** Start of DATA SUPPLIED **

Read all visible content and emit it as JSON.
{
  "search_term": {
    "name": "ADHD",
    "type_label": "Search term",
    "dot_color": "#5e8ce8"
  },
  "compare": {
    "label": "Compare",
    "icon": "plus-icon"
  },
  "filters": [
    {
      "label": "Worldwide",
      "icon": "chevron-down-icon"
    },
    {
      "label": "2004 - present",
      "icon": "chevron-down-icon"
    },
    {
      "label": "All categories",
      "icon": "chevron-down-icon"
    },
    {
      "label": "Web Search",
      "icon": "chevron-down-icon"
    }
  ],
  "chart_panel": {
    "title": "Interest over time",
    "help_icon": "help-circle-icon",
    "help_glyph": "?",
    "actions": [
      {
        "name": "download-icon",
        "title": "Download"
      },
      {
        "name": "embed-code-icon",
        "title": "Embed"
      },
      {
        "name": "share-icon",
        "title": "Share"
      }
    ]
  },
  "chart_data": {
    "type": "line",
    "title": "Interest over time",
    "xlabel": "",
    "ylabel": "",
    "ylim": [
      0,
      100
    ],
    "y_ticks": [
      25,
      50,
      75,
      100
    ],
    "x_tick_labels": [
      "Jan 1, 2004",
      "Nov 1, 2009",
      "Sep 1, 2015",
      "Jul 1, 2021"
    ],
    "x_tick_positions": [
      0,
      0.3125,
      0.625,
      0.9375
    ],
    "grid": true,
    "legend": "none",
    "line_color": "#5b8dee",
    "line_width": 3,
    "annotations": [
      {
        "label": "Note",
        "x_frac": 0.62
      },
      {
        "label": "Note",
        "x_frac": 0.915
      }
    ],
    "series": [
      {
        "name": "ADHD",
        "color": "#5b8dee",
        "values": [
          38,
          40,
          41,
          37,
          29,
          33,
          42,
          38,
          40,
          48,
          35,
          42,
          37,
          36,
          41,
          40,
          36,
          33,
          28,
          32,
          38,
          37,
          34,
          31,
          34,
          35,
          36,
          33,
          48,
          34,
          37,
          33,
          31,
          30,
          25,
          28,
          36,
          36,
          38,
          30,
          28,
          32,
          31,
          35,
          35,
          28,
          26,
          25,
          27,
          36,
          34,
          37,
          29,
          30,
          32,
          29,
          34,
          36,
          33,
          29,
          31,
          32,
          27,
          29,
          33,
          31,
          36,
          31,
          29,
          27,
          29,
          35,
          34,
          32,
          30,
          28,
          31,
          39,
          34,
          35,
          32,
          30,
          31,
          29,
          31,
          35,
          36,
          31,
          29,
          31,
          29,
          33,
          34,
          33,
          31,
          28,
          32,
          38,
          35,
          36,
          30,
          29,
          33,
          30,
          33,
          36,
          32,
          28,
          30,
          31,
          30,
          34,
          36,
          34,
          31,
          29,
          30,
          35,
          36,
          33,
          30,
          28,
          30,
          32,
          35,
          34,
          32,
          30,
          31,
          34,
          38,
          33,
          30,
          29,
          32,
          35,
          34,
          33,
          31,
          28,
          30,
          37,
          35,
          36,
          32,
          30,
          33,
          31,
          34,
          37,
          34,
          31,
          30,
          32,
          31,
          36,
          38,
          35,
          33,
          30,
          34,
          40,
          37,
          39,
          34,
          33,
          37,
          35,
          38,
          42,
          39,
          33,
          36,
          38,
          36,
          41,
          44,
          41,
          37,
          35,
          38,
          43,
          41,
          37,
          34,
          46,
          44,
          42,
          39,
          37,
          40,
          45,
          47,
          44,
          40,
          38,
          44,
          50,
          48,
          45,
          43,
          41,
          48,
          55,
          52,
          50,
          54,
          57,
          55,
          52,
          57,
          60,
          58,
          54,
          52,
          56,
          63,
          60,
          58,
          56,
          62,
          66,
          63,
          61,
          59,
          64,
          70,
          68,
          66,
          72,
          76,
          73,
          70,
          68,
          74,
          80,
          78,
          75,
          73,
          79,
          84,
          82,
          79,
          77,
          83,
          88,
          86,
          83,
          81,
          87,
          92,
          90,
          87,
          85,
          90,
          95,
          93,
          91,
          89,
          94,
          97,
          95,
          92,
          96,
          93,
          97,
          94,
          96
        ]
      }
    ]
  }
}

** End of DATA SUPPLIED **

Extract the complete listing verbatim.

[PROBLEM SOLUTION]
Read all visible content and emit it as JSON.
{
  "search_term": {
    "name": "ADHD",
    "type_label": "Search term",
    "dot_color": "#5e8ce8"
  },
  "compare": {
    "label": "Compare",
    "icon": "plus-icon"
  },
  "filters": [
    {
      "label": "Worldwide",
      "icon": "chevron-down-icon"
    },
    {
      "label": "2004 - present",
      "icon": "chevron-down-icon"
    },
    {
      "label": "All categories",
      "icon": "chevron-down-icon"
    },
    {
      "label": "Web Search",
      "icon": "chevron-down-icon"
    }
  ],
  "chart_panel": {
    "title": "Interest over time",
    "help_icon": "help-circle-icon",
    "help_glyph": "?",
    "actions": [
      {
        "name": "download-icon",
        "title": "Download"
      },
      {
        "name": "embed-code-icon",
        "title": "Embed"
      },
      {
        "name": "share-icon",
        "title": "Share"
      }
    ]
  },
  "chart_data": {
    "type": "line",
    "title": "Interest over time",
    "xlabel": "",
    "ylabel": "",
    "ylim": [
      0,
      100
    ],
    "y_ticks": [
      25,
      50,
      75,
      100
    ],
    "x_tick_labels": [
      "Jan 1, 2004",
      "Nov 1, 2009",
      "Sep 1, 2015",
      "Jul 1, 2021"
    ],
    "x_tick_positions": [
      0,
      0.3125,
      0.625,
      0.9375
    ],
    "grid": true,
    "legend": "none",
    "line_color": "#5b8dee",
    "line_width": 3,
    "annotations": [
      {
        "label": "Note",
        "x_frac": 0.62
      },
      {
        "label": "Note",
        "x_frac": 0.915
      }
    ],
    "series": [
      {
        "name": "ADHD",
        "color": "#5b8dee",
        "values": [
          38,
          40,
          41,
          37,
          29,
          33,
          42,
          38,
          40,
          48,
          35,
          42,
          37,
          36,
          41,
          40,
          36,
          33,
          28,
          32,
          38,
          37,
          34,
          31,
          34,
          35,
          36,
          33,
          48,
          34,
          37,
          33,
          31,
          30,
          25,
          28,
          36,
          36,
          38,
          30,
          28,
          32,
          31,
          35,
          35,
          28,
          26,
          25,
          27,
          36,
          34,
          37,
          29,
          30,
          32,
          29,
          34,
          36,
          33,
          29,
          31,
          32,
          27,
          29,
          33,
          31,
          36,
          31,
          29,
          27,
          29,
          35,
          34,
          32,
          30,
          28,
          31,
          39,
          34,
          35,
          32,
          30,
          31,
          29,
          31,
          35,
          36,
          31,
          29,
          31,
          29,
          33,
          34,
          33,
          31,
          28,
          32,
          38,
          35,
          36,
          30,
          29,
          33,
          30,
          33,
          36,
          32,
          28,
          30,
          31,
          30,
          34,
          36,
          34,
          31,
          29,
          30,
          35,
          36,
          33,
          30,
          28,
          30,
          32,
          35,
          34,
          32,
          30,
          31,
          34,
          38,
          33,
          30,
          29,
          32,
          35,
          34,
          33,
          31,
          28,
          30,
          37,
          35,
          36,
          32,
          30,
          33,
          31,
          34,
          37,
          34,
          31,
          30,
          32,
          31,
          36,
          38,
          35,
          33,
          30,
          34,
          40,
          37,
          39,
          34,
          33,
          37,
          35,
          38,
          42,
          39,
          33,
          36,
          38,
          36,
          41,
          44,
          41,
          37,
          35,
          38,
          43,
          41,
          37,
          34,
          46,
          44,
          42,
          39,
          37,
          40,
          45,
          47,
          44,
          40,
          38,
          44,
          50,
          48,
          45,
          43,
          41,
          48,
          55,
          52,
          50,
          54,
          57,
          55,
          52,
          57,
          60,
          58,
          54,
          52,
          56,
          63,
          60,
          58,
          56,
          62,
          66,
          63,
          61,
          59,
          64,
          70,
          68,
          66,
          72,
          76,
          73,
          70,
          68,
          74,
          80,
          78,
          75,
          73,
          79,
          84,
          82,
          79,
          77,
          83,
          88,
          86,
          83,
          81,
          87,
          92,
          90,
          87,
          85,
          90,
          95,
          93,
          91,
          89,
          94,
          97,
          95,
          92,
          96,
          93,
          97,
          94,
          96
        ]
      }
    ]
  }
}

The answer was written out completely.